Retype the full set of records. Keep every character identical.

* * * * * * * * *

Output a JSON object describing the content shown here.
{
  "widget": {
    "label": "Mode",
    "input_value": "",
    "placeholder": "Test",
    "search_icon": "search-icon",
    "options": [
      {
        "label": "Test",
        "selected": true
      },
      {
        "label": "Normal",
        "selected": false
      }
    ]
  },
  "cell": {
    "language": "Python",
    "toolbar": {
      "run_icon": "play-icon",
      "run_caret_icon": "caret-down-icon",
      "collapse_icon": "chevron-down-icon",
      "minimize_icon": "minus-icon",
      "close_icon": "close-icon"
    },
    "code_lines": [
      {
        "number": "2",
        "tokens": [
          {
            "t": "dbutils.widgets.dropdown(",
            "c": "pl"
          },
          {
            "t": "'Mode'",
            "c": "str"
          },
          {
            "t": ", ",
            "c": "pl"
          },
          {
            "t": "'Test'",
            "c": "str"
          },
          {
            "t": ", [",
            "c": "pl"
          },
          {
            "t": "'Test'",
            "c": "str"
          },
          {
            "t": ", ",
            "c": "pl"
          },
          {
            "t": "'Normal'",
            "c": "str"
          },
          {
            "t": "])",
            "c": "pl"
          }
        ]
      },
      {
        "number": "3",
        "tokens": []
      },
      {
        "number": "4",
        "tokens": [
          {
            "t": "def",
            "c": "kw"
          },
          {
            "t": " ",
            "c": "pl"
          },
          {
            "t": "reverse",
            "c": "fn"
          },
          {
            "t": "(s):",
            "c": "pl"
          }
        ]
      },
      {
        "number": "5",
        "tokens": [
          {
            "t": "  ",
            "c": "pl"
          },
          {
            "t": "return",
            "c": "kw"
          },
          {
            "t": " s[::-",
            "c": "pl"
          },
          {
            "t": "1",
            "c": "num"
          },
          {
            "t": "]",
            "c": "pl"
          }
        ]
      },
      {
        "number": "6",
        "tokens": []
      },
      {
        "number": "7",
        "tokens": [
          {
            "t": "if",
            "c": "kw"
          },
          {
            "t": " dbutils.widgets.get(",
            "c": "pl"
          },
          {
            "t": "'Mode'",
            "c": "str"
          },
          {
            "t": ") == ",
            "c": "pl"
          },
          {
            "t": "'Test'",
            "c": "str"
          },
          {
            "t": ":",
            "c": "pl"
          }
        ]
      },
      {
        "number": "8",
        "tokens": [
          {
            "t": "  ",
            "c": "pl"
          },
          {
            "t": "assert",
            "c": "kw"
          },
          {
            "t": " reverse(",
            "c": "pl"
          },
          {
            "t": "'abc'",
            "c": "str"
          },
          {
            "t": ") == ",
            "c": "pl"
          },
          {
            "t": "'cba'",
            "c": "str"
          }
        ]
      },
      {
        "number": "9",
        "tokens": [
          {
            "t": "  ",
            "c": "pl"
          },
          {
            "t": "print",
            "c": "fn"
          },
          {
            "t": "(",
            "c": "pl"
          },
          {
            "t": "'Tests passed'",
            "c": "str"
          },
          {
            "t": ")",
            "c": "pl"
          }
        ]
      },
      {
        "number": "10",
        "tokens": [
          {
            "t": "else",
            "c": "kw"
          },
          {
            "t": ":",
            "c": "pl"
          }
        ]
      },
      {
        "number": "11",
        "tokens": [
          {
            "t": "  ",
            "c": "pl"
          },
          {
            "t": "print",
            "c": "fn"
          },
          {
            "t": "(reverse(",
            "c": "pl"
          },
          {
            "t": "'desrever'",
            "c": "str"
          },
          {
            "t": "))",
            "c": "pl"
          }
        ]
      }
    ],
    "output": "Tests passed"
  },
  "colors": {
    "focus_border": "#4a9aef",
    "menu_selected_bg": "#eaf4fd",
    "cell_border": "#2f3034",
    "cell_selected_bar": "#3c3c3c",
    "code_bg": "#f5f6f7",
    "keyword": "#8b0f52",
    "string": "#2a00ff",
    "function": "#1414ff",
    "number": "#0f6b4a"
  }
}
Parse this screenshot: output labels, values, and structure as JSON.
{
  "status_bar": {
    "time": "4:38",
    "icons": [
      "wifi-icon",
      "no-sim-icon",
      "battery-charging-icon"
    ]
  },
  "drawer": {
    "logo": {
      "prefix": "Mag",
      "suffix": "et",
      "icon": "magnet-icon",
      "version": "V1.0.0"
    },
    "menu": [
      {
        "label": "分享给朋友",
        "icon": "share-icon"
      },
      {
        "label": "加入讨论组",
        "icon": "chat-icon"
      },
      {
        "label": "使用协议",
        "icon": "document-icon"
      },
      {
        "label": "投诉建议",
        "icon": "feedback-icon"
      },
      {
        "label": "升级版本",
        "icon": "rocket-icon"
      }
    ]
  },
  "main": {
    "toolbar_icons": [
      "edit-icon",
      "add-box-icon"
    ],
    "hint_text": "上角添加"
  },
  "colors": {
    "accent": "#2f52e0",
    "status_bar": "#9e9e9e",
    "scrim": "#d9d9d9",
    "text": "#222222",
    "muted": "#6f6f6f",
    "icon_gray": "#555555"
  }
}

* * * * * * * * *

## Solution to this problem
Output a JSON object describing the content shown here.
{
  "widget": {
    "label": "Mode",
    "input_value": "",
    "placeholder": "Test",
    "search_icon": "search-icon",
    "options": [
      {
        "label": "Test",
        "selected": true
      },
      {
        "label": "Normal",
        "selected": false
      }
    ]
  },
  "cell": {
    "language": "Python",
    "toolbar": {
      "run_icon": "play-icon",
      "run_caret_icon": "caret-down-icon",
      "collapse_icon": "chevron-down-icon",
      "minimize_icon": "minus-icon",
      "close_icon": "close-icon"
    },
    "code_lines": [
      {
        "number": "2",
        "tokens": [
          {
            "t": "dbutils.widgets.dropdown(",
            "c": "pl"
          },
          {
            "t": "'Mode'",
            "c": "str"
          },
          {
            "t": ", ",
            "c": "pl"
          },
          {
            "t": "'Test'",
            "c": "str"
          },
          {
            "t": ", [",
            "c": "pl"
          },
          {
            "t": "'Test'",
            "c": "str"
          },
          {
            "t": ", ",
            "c": "pl"
          },
          {
            "t": "'Normal'",
            "c": "str"
          },
          {
            "t": "])",
            "c": "pl"
          }
        ]
      },
      {
        "number": "3",
        "tokens": []
      },
      {
        "number": "4",
        "tokens": [
          {
            "t": "def",
            "c": "kw"
          },
          {
            "t": " ",
            "c": "pl"
          },
          {
            "t": "reverse",
            "c": "fn"
          },
          {
            "t": "(s):",
            "c": "pl"
          }
        ]
      },
      {
        "number": "5",
        "tokens": [
          {
            "t": "  ",
            "c": "pl"
          },
          {
            "t": "return",
            "c": "kw"
          },
          {
            "t": " s[::-",
            "c": "pl"
          },
          {
            "t": "1",
            "c": "num"
          },
          {
            "t": "]",
            "c": "pl"
          }
        ]
      },
      {
        "number": "6",
        "tokens": []
      },
      {
        "number": "7",
        "tokens": [
          {
            "t": "if",
            "c": "kw"
          },
          {
            "t": " dbutils.widgets.get(",
            "c": "pl"
          },
          {
            "t": "'Mode'",
            "c": "str"
          },
          {
            "t": ") == ",
            "c": "pl"
          },
          {
            "t": "'Test'",
            "c": "str"
          },
          {
            "t": ":",
            "c": "pl"
          }
        ]
      },
      {
        "number": "8",
        "tokens": [
          {
            "t": "  ",
            "c": "pl"
          },
          {
            "t": "assert",
            "c": "kw"
          },
          {
            "t": " reverse(",
            "c": "pl"
          },
          {
            "t": "'abc'",
            "c": "str"
          },
          {
            "t": ") == ",
            "c": "pl"
          },
          {
            "t": "'cba'",
            "c": "str"
          }
        ]
      },
      {
        "number": "9",
        "tokens": [
          {
            "t": "  ",
            "c": "pl"
          },
          {
            "t": "print",
            "c": "fn"
          },
          {
            "t": "(",
            "c": "pl"
          },
          {
            "t": "'Tests passed'",
            "c": "str"
          },
          {
            "t": ")",
            "c": "pl"
          }
        ]
      },
      {
        "number": "10",
        "tokens": [
          {
            "t": "else",
            "c": "kw"
          },
          {
            "t": ":",
            "c": "pl"
          }
        ]
      },
      {
        "number": "11",
        "tokens": [
          {
            "t": "  ",
            "c": "pl"
          },
          {
            "t": "print",
            "c": "fn"
          },
          {
            "t": "(reverse(",
            "c": "pl"
          },
          {
            "t": "'desrever'",
            "c": "str"
          },
          {
            "t": "))",
            "c": "pl"
          }
        ]
      }
    ],
    "output": "Tests passed"
  },
  "colors": {
    "focus_border": "#4a9aef",
    "menu_selected_bg": "#eaf4fd",
    "cell_border": "#2f3034",
    "cell_selected_bar": "#3c3c3c",
    "code_bg": "#f5f6f7",
    "keyword": "#8b0f52",
    "string": "#2a00ff",
    "function": "#1414ff",
    "number": "#0f6b4a"
  }
}
Parse this screenshot: output labels, values, and structure as JSON.
{
  "status_bar": {
    "time": "4:38",
    "icons": [
      "wifi-icon",
      "no-sim-icon",
      "battery-charging-icon"
    ]
  },
  "drawer": {
    "logo": {
      "prefix": "Mag",
      "suffix": "et",
      "icon": "magnet-icon",
      "version": "V1.0.0"
    },
    "menu": [
      {
        "label": "分享给朋友",
        "icon": "share-icon"
      },
      {
        "label": "加入讨论组",
        "icon": "chat-icon"
      },
      {
        "label": "使用协议",
        "icon": "document-icon"
      },
      {
        "label": "投诉建议",
        "icon": "feedback-icon"
      },
      {
        "label": "升级版本",
        "icon": "rocket-icon"
      }
    ]
  },
  "main": {
    "toolbar_icons": [
      "edit-icon",
      "add-box-icon"
    ],
    "hint_text": "上角添加"
  },
  "colors": {
    "accent": "#2f52e0",
    "status_bar": "#9e9e9e",
    "scrim": "#d9d9d9",
    "text": "#222222",
    "muted": "#6f6f6f",
    "icon_gray": "#555555"
  }
}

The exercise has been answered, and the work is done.